Short task:
The material below should be written out in full and exactly; pictures stay out of the copy.

Input records:
***
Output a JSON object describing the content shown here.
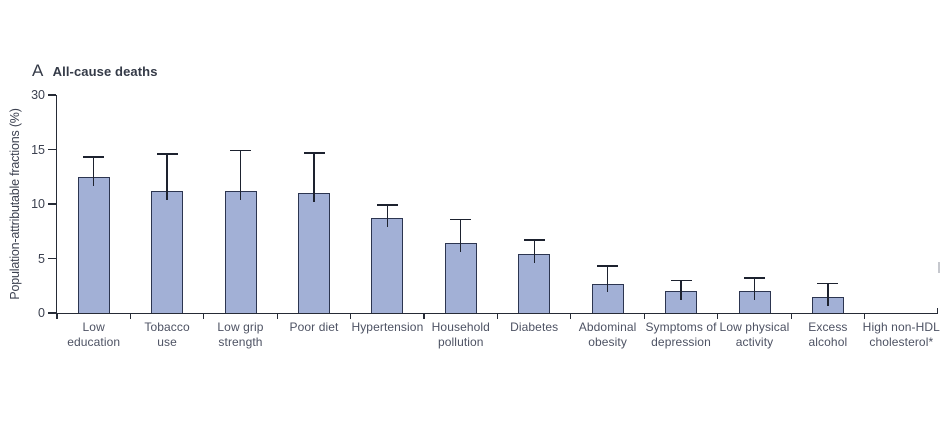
{
  "figure": {
    "panel_letter": "A",
    "panel_title": "All-cause deaths"
  },
  "chart_data": {
    "type": "bar",
    "title": "All-cause deaths",
    "xlabel": "",
    "ylabel": "Population-attributable fractions (%)",
    "categories": [
      "Low\neducation",
      "Tobacco\nuse",
      "Low grip\nstrength",
      "Poor diet",
      "Hypertension",
      "Household\npollution",
      "Diabetes",
      "Abdominal\nobesity",
      "Symptoms of\ndepression",
      "Low physical\nactivity",
      "Excess\nalcohol",
      "High non-HDL\ncholesterol*"
    ],
    "values": [
      12.5,
      11.2,
      11.2,
      11.0,
      8.7,
      6.4,
      5.4,
      2.7,
      2.0,
      2.0,
      1.5,
      0
    ],
    "error_upper": [
      14.3,
      14.6,
      14.9,
      14.7,
      9.9,
      8.6,
      6.7,
      4.3,
      3.0,
      3.2,
      2.7,
      0
    ],
    "ytick_labels": [
      "0",
      "5",
      "10",
      "15",
      "30"
    ],
    "axis_note": "ticks equally spaced; scale compressed above 15",
    "grid": false,
    "legend": "none",
    "colors": {
      "bar_fill": "#a2b0d6",
      "bar_border": "#2c3550",
      "error_bar": "#1d222f",
      "axis": "#262b36",
      "tick_text": "#3c4150",
      "label_text": "#4d5263",
      "title_text": "#343a47"
    }
  }
}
***
Task result:
Output a JSON object describing the content shown here.
{
  "figure": {
    "panel_letter": "A",
    "panel_title": "All-cause deaths"
  },
  "chart_data": {
    "type": "bar",
    "title": "All-cause deaths",
    "xlabel": "",
    "ylabel": "Population-attributable fractions (%)",
    "categories": [
      "Low\neducation",
      "Tobacco\nuse",
      "Low grip\nstrength",
      "Poor diet",
      "Hypertension",
      "Household\npollution",
      "Diabetes",
      "Abdominal\nobesity",
      "Symptoms of\ndepression",
      "Low physical\nactivity",
      "Excess\nalcohol",
      "High non-HDL\ncholesterol*"
    ],
    "values": [
      12.5,
      11.2,
      11.2,
      11.0,
      8.7,
      6.4,
      5.4,
      2.7,
      2.0,
      2.0,
      1.5,
      0
    ],
    "error_upper": [
      14.3,
      14.6,
      14.9,
      14.7,
      9.9,
      8.6,
      6.7,
      4.3,
      3.0,
      3.2,
      2.7,
      0
    ],
    "ytick_labels": [
      "0",
      "5",
      "10",
      "15",
      "30"
    ],
    "axis_note": "ticks equally spaced; scale compressed above 15",
    "grid": false,
    "legend": "none",
    "colors": {
      "bar_fill": "#a2b0d6",
      "bar_border": "#2c3550",
      "error_bar": "#1d222f",
      "axis": "#262b36",
      "tick_text": "#3c4150",
      "label_text": "#4d5263",
      "title_text": "#343a47"
    }
  }
}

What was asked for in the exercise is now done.